WHAT YOU ARE ASKED TO DO >>
Please list all lines of the material below in which the string "JSON" occurs.
====== GIVEN RECORDS
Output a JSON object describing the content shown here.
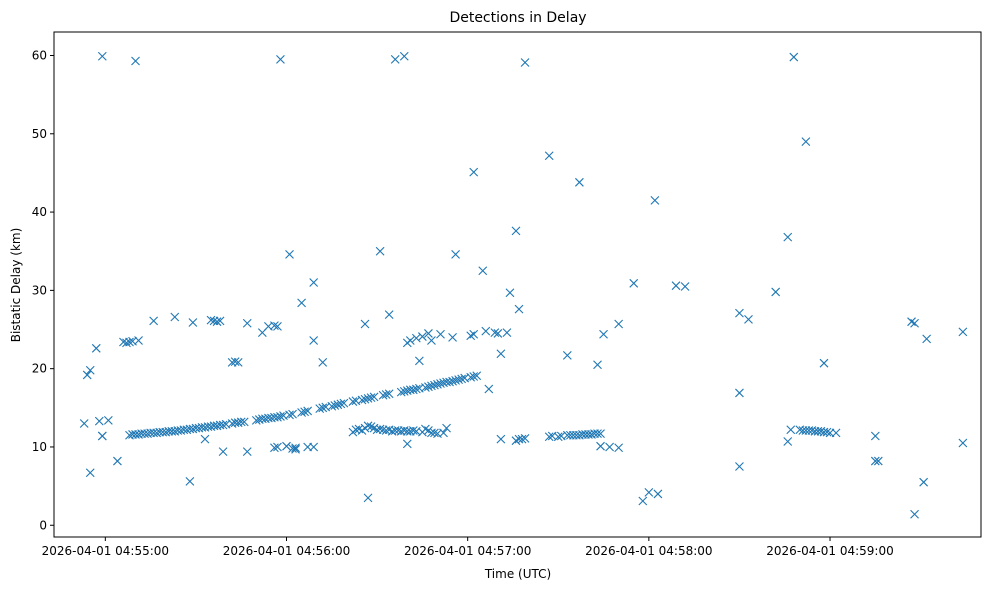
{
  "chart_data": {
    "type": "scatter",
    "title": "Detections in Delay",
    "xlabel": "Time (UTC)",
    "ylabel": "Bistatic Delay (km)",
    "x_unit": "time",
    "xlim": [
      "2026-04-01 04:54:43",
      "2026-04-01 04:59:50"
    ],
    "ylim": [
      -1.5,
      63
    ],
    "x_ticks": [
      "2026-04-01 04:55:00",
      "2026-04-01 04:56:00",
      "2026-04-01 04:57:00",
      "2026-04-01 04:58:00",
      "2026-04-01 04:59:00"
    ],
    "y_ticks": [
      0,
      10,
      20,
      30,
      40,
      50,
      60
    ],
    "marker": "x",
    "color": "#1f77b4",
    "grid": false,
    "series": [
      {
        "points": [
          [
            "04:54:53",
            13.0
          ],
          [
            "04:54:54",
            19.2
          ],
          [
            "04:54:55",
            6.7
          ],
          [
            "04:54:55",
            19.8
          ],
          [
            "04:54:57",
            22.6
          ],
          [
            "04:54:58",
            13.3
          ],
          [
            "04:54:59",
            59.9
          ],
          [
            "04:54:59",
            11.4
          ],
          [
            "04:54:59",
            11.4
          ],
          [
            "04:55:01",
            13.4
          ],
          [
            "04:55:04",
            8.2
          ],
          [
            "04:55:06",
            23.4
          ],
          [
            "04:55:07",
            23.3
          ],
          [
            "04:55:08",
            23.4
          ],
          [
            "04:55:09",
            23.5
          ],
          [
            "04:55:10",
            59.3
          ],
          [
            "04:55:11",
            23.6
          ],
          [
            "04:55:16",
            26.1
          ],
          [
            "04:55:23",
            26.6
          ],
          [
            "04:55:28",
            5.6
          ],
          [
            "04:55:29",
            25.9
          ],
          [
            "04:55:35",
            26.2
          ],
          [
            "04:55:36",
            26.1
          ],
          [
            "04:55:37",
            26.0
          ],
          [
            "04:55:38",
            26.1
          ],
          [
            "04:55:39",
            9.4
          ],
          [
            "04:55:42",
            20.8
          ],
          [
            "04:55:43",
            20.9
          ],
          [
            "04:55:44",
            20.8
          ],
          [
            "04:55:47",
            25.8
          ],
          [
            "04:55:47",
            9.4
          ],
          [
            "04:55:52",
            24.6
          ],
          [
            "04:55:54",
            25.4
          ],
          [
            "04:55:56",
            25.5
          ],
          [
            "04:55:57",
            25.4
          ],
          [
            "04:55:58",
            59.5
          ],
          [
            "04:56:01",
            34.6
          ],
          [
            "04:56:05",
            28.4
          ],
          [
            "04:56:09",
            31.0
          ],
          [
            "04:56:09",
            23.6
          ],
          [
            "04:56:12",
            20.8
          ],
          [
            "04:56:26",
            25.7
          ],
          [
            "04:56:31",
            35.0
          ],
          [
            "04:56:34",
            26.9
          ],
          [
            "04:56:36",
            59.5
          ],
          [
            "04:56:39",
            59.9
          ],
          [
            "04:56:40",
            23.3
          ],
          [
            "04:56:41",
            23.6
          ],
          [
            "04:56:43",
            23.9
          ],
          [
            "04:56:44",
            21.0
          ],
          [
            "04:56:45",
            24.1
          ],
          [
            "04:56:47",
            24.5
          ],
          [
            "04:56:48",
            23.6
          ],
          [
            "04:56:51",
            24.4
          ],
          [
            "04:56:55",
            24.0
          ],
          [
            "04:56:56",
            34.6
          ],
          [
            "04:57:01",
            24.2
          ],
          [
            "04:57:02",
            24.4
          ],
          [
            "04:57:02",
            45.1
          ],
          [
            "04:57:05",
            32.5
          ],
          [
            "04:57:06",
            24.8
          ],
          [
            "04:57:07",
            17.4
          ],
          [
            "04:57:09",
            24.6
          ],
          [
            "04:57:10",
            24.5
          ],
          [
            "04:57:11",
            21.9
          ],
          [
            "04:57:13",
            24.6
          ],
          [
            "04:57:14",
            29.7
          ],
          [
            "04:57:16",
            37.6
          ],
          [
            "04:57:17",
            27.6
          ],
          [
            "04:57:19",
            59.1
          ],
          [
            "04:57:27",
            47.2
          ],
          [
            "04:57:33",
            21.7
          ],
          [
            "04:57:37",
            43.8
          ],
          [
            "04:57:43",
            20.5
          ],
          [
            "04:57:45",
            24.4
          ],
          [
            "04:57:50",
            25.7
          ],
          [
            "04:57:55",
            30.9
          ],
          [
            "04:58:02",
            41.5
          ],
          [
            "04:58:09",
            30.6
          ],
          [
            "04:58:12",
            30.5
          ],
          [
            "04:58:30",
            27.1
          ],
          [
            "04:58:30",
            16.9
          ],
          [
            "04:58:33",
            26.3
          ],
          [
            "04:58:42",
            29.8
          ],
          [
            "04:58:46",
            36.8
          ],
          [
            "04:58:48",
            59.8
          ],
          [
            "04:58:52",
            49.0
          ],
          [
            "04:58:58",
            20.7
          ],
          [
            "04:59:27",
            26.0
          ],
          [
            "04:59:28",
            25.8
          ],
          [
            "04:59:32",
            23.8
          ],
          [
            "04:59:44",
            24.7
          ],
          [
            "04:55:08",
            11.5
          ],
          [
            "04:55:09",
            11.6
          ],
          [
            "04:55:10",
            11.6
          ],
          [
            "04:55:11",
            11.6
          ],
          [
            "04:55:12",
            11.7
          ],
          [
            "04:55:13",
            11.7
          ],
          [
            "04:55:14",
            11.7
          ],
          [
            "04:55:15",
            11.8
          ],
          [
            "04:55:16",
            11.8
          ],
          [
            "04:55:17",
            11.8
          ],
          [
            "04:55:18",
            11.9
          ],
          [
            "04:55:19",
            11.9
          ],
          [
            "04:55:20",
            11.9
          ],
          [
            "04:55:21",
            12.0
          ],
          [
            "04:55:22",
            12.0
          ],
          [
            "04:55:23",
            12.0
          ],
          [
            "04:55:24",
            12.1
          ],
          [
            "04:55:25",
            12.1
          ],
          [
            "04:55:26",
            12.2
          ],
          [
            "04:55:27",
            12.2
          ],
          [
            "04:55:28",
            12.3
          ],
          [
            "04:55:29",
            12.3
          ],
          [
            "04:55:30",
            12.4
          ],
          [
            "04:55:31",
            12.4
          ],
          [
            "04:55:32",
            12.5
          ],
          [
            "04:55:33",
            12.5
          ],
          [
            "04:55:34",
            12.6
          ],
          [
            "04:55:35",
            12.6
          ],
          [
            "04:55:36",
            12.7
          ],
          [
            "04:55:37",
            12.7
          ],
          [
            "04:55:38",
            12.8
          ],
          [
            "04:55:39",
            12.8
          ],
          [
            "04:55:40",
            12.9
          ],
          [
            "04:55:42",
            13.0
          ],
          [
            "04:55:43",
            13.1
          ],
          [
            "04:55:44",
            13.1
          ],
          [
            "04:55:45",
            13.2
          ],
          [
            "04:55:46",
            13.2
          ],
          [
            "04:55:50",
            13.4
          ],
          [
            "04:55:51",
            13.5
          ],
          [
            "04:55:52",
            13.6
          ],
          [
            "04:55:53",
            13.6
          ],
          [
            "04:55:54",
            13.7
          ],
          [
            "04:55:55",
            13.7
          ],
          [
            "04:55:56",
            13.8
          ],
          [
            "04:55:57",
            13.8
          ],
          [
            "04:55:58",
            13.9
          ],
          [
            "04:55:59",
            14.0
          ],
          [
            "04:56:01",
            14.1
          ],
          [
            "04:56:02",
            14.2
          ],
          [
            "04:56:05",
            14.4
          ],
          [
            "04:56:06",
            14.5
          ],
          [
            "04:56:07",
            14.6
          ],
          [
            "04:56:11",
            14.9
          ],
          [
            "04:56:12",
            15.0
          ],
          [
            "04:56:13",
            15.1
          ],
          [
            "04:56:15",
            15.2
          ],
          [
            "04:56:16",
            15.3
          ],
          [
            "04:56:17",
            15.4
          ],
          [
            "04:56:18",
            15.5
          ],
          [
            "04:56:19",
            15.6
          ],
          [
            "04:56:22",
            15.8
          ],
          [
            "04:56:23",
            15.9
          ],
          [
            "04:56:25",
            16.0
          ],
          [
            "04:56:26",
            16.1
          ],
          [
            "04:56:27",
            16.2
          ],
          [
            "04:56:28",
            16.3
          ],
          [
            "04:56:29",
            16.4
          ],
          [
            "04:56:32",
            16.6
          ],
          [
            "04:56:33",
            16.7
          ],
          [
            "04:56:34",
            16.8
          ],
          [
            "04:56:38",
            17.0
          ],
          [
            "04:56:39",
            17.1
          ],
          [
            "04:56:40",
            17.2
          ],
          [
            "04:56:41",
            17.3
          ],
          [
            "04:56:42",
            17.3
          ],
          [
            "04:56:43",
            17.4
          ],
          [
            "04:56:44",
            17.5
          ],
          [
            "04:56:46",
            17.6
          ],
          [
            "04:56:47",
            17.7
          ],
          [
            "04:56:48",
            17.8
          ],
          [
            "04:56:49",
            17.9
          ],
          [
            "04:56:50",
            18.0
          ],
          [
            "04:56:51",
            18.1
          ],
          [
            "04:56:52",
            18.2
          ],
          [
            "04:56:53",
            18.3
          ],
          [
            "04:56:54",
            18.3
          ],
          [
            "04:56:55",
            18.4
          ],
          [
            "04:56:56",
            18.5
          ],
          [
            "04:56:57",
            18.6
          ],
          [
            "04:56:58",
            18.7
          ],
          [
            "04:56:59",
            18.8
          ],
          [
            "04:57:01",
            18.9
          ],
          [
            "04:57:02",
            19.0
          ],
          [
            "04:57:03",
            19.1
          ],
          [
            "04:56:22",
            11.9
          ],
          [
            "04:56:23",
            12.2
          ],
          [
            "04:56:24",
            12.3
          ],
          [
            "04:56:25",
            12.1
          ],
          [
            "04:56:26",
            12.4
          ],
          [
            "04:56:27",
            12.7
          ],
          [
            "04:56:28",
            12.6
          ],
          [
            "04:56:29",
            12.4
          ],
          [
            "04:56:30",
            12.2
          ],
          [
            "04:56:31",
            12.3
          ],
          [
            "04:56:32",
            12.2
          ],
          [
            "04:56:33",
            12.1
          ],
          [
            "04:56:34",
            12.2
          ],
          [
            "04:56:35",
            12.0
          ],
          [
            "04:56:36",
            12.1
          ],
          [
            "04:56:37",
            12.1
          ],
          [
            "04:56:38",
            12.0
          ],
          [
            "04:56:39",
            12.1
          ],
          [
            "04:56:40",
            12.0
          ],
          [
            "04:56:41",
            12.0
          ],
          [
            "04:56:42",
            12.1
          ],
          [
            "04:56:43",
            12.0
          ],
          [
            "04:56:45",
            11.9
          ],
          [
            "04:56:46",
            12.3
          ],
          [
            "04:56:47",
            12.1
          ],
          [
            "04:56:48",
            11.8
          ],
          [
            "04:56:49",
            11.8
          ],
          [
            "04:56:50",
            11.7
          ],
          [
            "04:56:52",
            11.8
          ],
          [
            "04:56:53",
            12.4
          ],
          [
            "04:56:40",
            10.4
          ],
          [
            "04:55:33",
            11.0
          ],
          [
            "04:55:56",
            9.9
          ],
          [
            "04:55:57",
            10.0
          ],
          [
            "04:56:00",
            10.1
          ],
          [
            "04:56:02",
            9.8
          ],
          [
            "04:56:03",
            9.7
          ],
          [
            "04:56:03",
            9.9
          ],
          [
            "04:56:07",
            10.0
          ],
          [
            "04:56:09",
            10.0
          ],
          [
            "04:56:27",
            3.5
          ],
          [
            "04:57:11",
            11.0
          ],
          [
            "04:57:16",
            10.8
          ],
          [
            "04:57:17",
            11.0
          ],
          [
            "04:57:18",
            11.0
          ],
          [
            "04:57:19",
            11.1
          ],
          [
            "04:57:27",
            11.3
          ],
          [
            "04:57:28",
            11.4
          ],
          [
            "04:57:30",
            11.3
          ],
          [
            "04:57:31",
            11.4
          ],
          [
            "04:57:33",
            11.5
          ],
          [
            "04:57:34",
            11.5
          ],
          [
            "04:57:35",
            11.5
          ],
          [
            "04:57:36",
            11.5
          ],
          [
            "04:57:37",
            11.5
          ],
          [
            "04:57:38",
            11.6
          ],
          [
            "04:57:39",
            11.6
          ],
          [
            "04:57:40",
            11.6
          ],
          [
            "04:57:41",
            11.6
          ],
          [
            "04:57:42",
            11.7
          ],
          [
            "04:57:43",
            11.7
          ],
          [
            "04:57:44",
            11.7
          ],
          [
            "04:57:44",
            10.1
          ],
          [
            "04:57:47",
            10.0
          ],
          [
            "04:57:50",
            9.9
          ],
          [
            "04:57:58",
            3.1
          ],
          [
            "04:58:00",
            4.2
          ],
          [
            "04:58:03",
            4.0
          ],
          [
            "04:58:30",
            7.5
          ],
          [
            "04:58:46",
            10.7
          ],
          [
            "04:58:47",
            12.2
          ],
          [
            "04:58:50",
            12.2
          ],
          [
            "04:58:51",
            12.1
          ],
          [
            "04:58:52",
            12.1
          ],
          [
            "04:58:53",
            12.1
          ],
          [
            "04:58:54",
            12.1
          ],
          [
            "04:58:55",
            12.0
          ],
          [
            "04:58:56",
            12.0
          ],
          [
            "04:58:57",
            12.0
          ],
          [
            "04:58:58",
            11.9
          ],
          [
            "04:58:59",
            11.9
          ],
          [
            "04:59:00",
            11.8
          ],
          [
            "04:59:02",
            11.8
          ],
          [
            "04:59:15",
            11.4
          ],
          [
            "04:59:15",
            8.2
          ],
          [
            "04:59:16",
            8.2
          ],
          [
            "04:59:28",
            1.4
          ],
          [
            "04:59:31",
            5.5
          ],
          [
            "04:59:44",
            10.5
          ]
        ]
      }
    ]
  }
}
============
====== GIVEN RECORDS
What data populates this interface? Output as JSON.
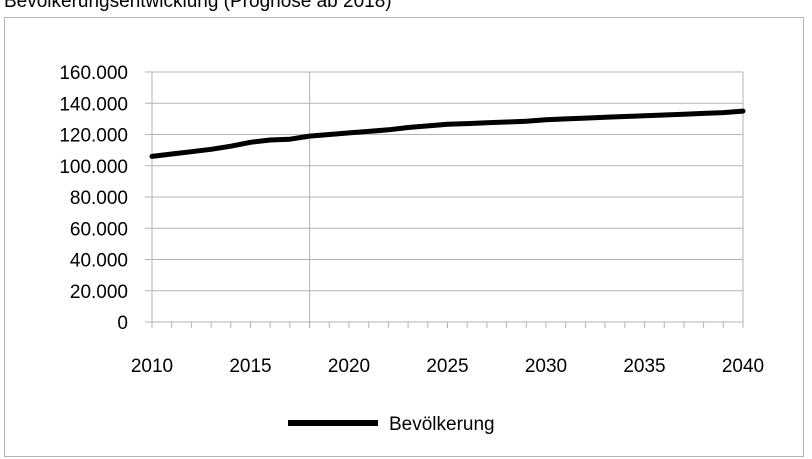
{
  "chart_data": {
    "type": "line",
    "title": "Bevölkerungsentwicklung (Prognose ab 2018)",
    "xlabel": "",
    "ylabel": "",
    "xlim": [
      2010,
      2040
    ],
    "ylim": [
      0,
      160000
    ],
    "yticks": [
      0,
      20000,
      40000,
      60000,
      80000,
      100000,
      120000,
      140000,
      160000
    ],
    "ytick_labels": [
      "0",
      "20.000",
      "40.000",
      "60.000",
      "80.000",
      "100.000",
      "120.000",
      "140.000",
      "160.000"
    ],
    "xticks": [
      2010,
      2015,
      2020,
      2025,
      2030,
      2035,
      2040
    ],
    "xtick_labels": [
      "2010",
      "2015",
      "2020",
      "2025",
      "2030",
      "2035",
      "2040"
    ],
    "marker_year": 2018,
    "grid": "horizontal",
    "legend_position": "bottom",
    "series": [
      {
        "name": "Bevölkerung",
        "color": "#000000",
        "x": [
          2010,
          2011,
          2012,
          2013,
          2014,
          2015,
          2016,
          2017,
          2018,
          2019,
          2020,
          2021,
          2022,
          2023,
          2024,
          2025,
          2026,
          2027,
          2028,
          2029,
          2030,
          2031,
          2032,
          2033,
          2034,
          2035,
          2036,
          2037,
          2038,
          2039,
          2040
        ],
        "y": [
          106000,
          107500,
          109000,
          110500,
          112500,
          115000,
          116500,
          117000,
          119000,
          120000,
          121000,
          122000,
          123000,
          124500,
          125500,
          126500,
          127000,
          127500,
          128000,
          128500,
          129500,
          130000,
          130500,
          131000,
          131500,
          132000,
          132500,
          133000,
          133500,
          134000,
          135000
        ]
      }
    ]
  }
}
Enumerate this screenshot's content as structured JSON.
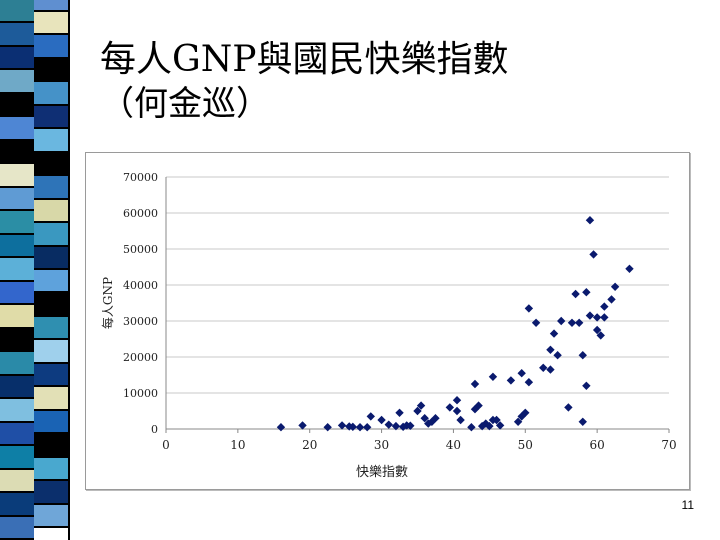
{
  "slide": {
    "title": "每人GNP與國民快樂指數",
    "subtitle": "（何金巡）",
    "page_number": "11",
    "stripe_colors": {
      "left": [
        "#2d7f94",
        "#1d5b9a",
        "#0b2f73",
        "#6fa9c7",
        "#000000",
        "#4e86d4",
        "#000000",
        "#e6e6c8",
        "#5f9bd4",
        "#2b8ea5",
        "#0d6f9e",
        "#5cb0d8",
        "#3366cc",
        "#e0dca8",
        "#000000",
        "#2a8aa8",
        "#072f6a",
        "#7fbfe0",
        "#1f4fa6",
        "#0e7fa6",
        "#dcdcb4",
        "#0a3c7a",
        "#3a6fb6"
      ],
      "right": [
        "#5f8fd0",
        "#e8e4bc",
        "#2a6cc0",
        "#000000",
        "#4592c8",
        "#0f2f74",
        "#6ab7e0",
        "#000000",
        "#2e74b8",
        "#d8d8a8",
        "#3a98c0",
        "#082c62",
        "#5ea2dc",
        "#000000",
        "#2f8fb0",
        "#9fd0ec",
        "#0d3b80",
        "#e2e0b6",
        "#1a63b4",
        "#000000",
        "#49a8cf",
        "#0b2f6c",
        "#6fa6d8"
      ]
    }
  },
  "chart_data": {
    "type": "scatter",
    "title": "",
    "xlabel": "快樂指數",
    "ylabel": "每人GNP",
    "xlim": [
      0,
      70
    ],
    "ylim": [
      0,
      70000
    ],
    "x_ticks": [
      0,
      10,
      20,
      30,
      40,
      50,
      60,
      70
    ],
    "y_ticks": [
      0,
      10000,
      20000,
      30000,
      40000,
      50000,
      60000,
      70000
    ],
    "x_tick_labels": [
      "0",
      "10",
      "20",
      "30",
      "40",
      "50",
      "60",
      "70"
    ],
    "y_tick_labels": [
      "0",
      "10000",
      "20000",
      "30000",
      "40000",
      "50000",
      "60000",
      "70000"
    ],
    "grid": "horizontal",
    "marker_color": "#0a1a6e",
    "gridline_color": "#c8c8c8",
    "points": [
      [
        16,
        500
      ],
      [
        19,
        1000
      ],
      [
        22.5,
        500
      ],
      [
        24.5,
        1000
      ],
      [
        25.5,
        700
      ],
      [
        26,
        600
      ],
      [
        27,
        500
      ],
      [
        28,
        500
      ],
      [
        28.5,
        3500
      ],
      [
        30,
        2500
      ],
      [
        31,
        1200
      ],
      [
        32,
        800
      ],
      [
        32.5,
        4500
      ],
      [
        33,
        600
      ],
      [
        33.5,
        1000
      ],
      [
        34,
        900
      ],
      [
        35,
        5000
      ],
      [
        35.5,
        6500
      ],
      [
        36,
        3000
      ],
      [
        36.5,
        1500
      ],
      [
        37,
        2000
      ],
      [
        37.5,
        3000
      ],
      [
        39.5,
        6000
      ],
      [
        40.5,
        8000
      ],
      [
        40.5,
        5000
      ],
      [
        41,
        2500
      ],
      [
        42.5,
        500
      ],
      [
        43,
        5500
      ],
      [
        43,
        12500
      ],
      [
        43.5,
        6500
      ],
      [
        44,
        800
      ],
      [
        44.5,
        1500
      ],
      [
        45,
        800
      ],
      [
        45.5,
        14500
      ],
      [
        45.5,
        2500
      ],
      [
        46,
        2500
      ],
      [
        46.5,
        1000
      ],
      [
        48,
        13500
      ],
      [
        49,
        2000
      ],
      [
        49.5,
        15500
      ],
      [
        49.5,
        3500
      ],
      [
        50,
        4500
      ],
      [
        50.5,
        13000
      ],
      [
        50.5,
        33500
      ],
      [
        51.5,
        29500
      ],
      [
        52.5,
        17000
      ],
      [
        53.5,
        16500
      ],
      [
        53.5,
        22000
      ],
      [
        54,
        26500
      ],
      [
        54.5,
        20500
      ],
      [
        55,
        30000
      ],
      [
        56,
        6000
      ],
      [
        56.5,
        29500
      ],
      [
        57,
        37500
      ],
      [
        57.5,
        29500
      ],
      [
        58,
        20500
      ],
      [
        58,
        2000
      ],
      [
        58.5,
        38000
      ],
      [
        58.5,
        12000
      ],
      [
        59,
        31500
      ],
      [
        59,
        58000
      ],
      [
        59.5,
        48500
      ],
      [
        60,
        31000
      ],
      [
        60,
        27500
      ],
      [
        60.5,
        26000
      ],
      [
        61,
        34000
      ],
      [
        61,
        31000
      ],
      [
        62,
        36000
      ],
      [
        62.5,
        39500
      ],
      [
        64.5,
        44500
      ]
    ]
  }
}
============
SOLUTION FOR THIS EXERCISE >>
Output a JSON object describing the content shown here.
What data populates this interface? Output as JSON.
Enumerate this screenshot's content as structured JSON.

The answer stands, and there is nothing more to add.